> Source data
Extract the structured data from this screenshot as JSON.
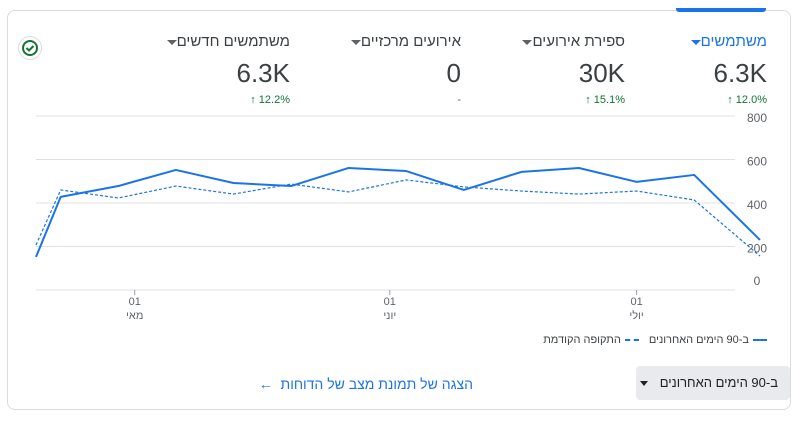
{
  "metrics": [
    {
      "name": "משתמשים",
      "value": "6.3K",
      "change": "12.0%"
    },
    {
      "name": "ספירת אירועים",
      "value": "30K",
      "change": "15.1%"
    },
    {
      "name": "אירועים מרכזיים",
      "value": "0",
      "change": "-"
    },
    {
      "name": "משתמשים חדשים",
      "value": "6.3K",
      "change": "12.2%"
    }
  ],
  "chart_data": {
    "type": "line",
    "x": [
      0,
      3,
      10,
      17,
      24,
      31,
      38,
      45,
      52,
      59,
      66,
      73,
      80,
      88
    ],
    "xlim": [
      0,
      88
    ],
    "xticks": [
      {
        "value": 12,
        "label": "01"
      },
      {
        "value": 43,
        "label": "01"
      },
      {
        "value": 73,
        "label": "01"
      }
    ],
    "xtick_months": [
      "מאי",
      "יוני",
      "יולי"
    ],
    "ylim": [
      0,
      800
    ],
    "yticks": [
      0,
      200,
      400,
      600,
      800
    ],
    "grid": true,
    "series": [
      {
        "name": "ב-90 הימים האחרונים",
        "color": "#1a73e8",
        "style": "solid",
        "values": [
          152,
          428,
          478,
          552,
          492,
          478,
          561,
          547,
          460,
          543,
          561,
          497,
          529,
          230
        ]
      },
      {
        "name": "התקופה הקודמת",
        "color": "#1a73e8",
        "style": "dashed",
        "values": [
          207,
          460,
          423,
          478,
          441,
          487,
          451,
          506,
          474,
          455,
          441,
          455,
          414,
          156
        ]
      }
    ]
  },
  "footer": {
    "range": "ב-90 הימים האחרונים",
    "link": "הצגה של תמונת מצב של הדוחות"
  }
}
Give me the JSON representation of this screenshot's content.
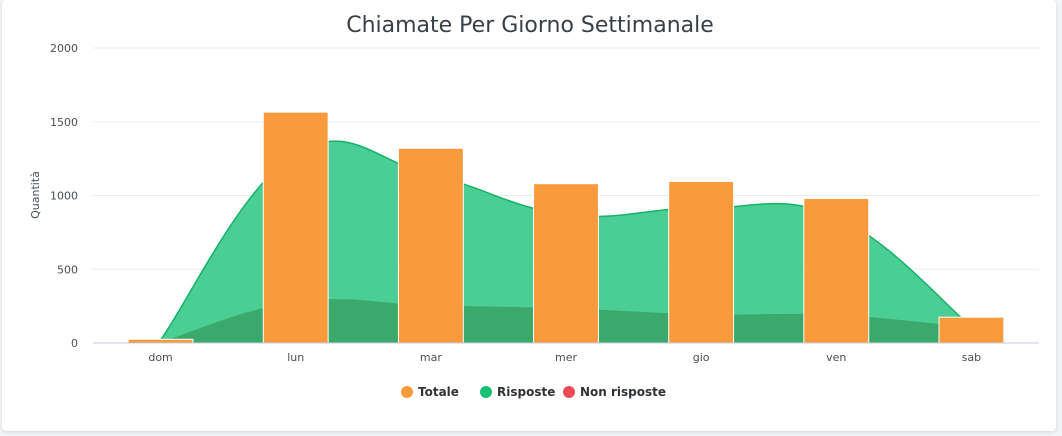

> Exercise goal
Copy every line of the data word for word, omitting the images.

> Answer to the task
Extract the structured data from this screenshot as JSON.
{
  "metrics": [
    {
      "name": "משתמשים",
      "value": "6.3K",
      "change": "12.0%"
    },
    {
      "name": "ספירת אירועים",
      "value": "30K",
      "change": "15.1%"
    },
    {
      "name": "אירועים מרכזיים",
      "value": "0",
      "change": "-"
    },
    {
      "name": "משתמשים חדשים",
      "value": "6.3K",
      "change": "12.2%"
    }
  ],
  "chart_data": {
    "type": "line",
    "x": [
      0,
      3,
      10,
      17,
      24,
      31,
      38,
      45,
      52,
      59,
      66,
      73,
      80,
      88
    ],
    "xlim": [
      0,
      88
    ],
    "xticks": [
      {
        "value": 12,
        "label": "01"
      },
      {
        "value": 43,
        "label": "01"
      },
      {
        "value": 73,
        "label": "01"
      }
    ],
    "xtick_months": [
      "מאי",
      "יוני",
      "יולי"
    ],
    "ylim": [
      0,
      800
    ],
    "yticks": [
      0,
      200,
      400,
      600,
      800
    ],
    "grid": true,
    "series": [
      {
        "name": "ב-90 הימים האחרונים",
        "color": "#1a73e8",
        "style": "solid",
        "values": [
          152,
          428,
          478,
          552,
          492,
          478,
          561,
          547,
          460,
          543,
          561,
          497,
          529,
          230
        ]
      },
      {
        "name": "התקופה הקודמת",
        "color": "#1a73e8",
        "style": "dashed",
        "values": [
          207,
          460,
          423,
          478,
          441,
          487,
          451,
          506,
          474,
          455,
          441,
          455,
          414,
          156
        ]
      }
    ]
  },
  "footer": {
    "range": "ב-90 הימים האחרונים",
    "link": "הצגה של תמונת מצב של הדוחות"
  }
}
Give me the JSON representation of this screenshot's content.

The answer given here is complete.